The records below are to be repeated in full, exactly as they are.
=======
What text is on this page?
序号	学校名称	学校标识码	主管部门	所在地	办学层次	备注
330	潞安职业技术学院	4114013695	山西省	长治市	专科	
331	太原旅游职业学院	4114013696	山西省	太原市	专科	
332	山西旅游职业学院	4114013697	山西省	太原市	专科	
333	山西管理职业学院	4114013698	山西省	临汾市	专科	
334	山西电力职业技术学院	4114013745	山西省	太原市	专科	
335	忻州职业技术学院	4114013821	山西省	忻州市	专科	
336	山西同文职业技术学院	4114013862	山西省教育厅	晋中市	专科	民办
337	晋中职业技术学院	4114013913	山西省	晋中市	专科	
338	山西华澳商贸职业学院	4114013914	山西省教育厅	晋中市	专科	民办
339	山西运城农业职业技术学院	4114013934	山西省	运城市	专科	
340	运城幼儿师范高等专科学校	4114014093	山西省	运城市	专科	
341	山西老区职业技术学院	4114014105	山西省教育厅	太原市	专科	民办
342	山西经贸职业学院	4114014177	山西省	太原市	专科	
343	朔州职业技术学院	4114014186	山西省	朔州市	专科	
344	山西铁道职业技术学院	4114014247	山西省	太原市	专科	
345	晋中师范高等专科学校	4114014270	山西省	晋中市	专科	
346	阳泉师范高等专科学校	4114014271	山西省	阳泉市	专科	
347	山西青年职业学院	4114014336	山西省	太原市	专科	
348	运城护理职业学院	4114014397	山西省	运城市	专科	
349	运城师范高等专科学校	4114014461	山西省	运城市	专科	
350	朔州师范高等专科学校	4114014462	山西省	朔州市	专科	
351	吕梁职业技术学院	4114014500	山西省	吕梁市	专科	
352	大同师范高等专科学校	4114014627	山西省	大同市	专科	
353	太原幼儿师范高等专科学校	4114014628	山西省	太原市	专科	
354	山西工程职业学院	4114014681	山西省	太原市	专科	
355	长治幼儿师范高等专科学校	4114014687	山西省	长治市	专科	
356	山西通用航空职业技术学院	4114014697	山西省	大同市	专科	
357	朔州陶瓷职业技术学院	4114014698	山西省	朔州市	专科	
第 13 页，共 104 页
=======
Expected output
What text is on this page?
序号	学校名称	学校标识码	主管部门	所在地	办学层次	备注
330	潞安职业技术学院	4114013695	山西省	长治市	专科	
331	太原旅游职业学院	4114013696	山西省	太原市	专科	
332	山西旅游职业学院	4114013697	山西省	太原市	专科	
333	山西管理职业学院	4114013698	山西省	临汾市	专科	
334	山西电力职业技术学院	4114013745	山西省	太原市	专科	
335	忻州职业技术学院	4114013821	山西省	忻州市	专科	
336	山西同文职业技术学院	4114013862	山西省教育厅	晋中市	专科	民办
337	晋中职业技术学院	4114013913	山西省	晋中市	专科	
338	山西华澳商贸职业学院	4114013914	山西省教育厅	晋中市	专科	民办
339	山西运城农业职业技术学院	4114013934	山西省	运城市	专科	
340	运城幼儿师范高等专科学校	4114014093	山西省	运城市	专科	
341	山西老区职业技术学院	4114014105	山西省教育厅	太原市	专科	民办
342	山西经贸职业学院	4114014177	山西省	太原市	专科	
343	朔州职业技术学院	4114014186	山西省	朔州市	专科	
344	山西铁道职业技术学院	4114014247	山西省	太原市	专科	
345	晋中师范高等专科学校	4114014270	山西省	晋中市	专科	
346	阳泉师范高等专科学校	4114014271	山西省	阳泉市	专科	
347	山西青年职业学院	4114014336	山西省	太原市	专科	
348	运城护理职业学院	4114014397	山西省	运城市	专科	
349	运城师范高等专科学校	4114014461	山西省	运城市	专科	
350	朔州师范高等专科学校	4114014462	山西省	朔州市	专科	
351	吕梁职业技术学院	4114014500	山西省	吕梁市	专科	
352	大同师范高等专科学校	4114014627	山西省	大同市	专科	
353	太原幼儿师范高等专科学校	4114014628	山西省	太原市	专科	
354	山西工程职业学院	4114014681	山西省	太原市	专科	
355	长治幼儿师范高等专科学校	4114014687	山西省	长治市	专科	
356	山西通用航空职业技术学院	4114014697	山西省	大同市	专科	
357	朔州陶瓷职业技术学院	4114014698	山西省	朔州市	专科	
第 13 页，共 104 页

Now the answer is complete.